- _Problem description_:
Repeat the whole listing exactly.

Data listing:
══════════
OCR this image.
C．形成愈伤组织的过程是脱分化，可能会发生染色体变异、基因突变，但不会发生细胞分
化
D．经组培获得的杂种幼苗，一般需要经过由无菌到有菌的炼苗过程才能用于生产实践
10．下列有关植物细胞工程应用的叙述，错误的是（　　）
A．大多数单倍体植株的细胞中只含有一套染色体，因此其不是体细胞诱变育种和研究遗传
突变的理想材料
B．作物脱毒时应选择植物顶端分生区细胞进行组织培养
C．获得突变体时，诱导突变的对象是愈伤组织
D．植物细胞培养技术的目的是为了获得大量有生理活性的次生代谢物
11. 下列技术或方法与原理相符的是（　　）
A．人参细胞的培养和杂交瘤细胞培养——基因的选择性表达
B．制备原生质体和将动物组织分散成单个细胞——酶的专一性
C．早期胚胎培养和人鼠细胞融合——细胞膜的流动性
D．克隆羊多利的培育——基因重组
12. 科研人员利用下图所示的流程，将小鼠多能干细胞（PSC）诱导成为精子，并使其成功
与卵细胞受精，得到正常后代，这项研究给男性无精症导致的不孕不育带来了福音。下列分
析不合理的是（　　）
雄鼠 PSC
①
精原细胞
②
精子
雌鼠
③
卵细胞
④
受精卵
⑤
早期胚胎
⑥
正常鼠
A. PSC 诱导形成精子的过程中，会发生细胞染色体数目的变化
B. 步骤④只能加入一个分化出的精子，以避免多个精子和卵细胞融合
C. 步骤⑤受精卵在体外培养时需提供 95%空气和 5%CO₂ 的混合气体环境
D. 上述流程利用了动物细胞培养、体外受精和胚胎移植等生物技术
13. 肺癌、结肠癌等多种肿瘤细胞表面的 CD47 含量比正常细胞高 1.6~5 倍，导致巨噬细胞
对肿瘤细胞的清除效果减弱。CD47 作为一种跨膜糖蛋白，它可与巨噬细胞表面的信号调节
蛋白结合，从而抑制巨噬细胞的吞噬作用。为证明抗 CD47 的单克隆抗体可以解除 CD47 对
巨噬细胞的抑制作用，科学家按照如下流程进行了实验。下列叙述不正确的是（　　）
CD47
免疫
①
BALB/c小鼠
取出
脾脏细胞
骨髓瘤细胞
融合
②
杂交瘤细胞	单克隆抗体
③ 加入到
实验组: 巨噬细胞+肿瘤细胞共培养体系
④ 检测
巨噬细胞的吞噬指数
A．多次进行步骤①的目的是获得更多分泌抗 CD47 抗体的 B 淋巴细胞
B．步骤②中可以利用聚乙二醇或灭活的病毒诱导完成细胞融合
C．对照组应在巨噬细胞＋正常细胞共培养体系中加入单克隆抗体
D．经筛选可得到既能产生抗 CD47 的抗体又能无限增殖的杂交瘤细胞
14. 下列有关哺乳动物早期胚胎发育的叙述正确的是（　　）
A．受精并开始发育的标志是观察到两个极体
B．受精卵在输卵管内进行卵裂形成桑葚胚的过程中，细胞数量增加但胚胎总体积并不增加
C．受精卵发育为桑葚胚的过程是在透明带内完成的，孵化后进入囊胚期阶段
══════════
- _Answer for the task_:
OCR this image.
C．形成愈伤组织的过程是脱分化，可能会发生染色体变异、基因突变，但不会发生细胞分
化
D．经组培获得的杂种幼苗，一般需要经过由无菌到有菌的炼苗过程才能用于生产实践
10．下列有关植物细胞工程应用的叙述，错误的是（　　）
A．大多数单倍体植株的细胞中只含有一套染色体，因此其不是体细胞诱变育种和研究遗传
突变的理想材料
B．作物脱毒时应选择植物顶端分生区细胞进行组织培养
C．获得突变体时，诱导突变的对象是愈伤组织
D．植物细胞培养技术的目的是为了获得大量有生理活性的次生代谢物
11. 下列技术或方法与原理相符的是（　　）
A．人参细胞的培养和杂交瘤细胞培养——基因的选择性表达
B．制备原生质体和将动物组织分散成单个细胞——酶的专一性
C．早期胚胎培养和人鼠细胞融合——细胞膜的流动性
D．克隆羊多利的培育——基因重组
12. 科研人员利用下图所示的流程，将小鼠多能干细胞（PSC）诱导成为精子，并使其成功
与卵细胞受精，得到正常后代，这项研究给男性无精症导致的不孕不育带来了福音。下列分
析不合理的是（　　）
雄鼠 PSC
①
精原细胞
②
精子
雌鼠
③
卵细胞
④
受精卵
⑤
早期胚胎
⑥
正常鼠
A. PSC 诱导形成精子的过程中，会发生细胞染色体数目的变化
B. 步骤④只能加入一个分化出的精子，以避免多个精子和卵细胞融合
C. 步骤⑤受精卵在体外培养时需提供 95%空气和 5%CO₂ 的混合气体环境
D. 上述流程利用了动物细胞培养、体外受精和胚胎移植等生物技术
13. 肺癌、结肠癌等多种肿瘤细胞表面的 CD47 含量比正常细胞高 1.6~5 倍，导致巨噬细胞
对肿瘤细胞的清除效果减弱。CD47 作为一种跨膜糖蛋白，它可与巨噬细胞表面的信号调节
蛋白结合，从而抑制巨噬细胞的吞噬作用。为证明抗 CD47 的单克隆抗体可以解除 CD47 对
巨噬细胞的抑制作用，科学家按照如下流程进行了实验。下列叙述不正确的是（　　）
CD47
免疫
①
BALB/c小鼠
取出
脾脏细胞
骨髓瘤细胞
融合
②
杂交瘤细胞	单克隆抗体
③ 加入到
实验组: 巨噬细胞+肿瘤细胞共培养体系
④ 检测
巨噬细胞的吞噬指数
A．多次进行步骤①的目的是获得更多分泌抗 CD47 抗体的 B 淋巴细胞
B．步骤②中可以利用聚乙二醇或灭活的病毒诱导完成细胞融合
C．对照组应在巨噬细胞＋正常细胞共培养体系中加入单克隆抗体
D．经筛选可得到既能产生抗 CD47 的抗体又能无限增殖的杂交瘤细胞
14. 下列有关哺乳动物早期胚胎发育的叙述正确的是（　　）
A．受精并开始发育的标志是观察到两个极体
B．受精卵在输卵管内进行卵裂形成桑葚胚的过程中，细胞数量增加但胚胎总体积并不增加
C．受精卵发育为桑葚胚的过程是在透明带内完成的，孵化后进入囊胚期阶段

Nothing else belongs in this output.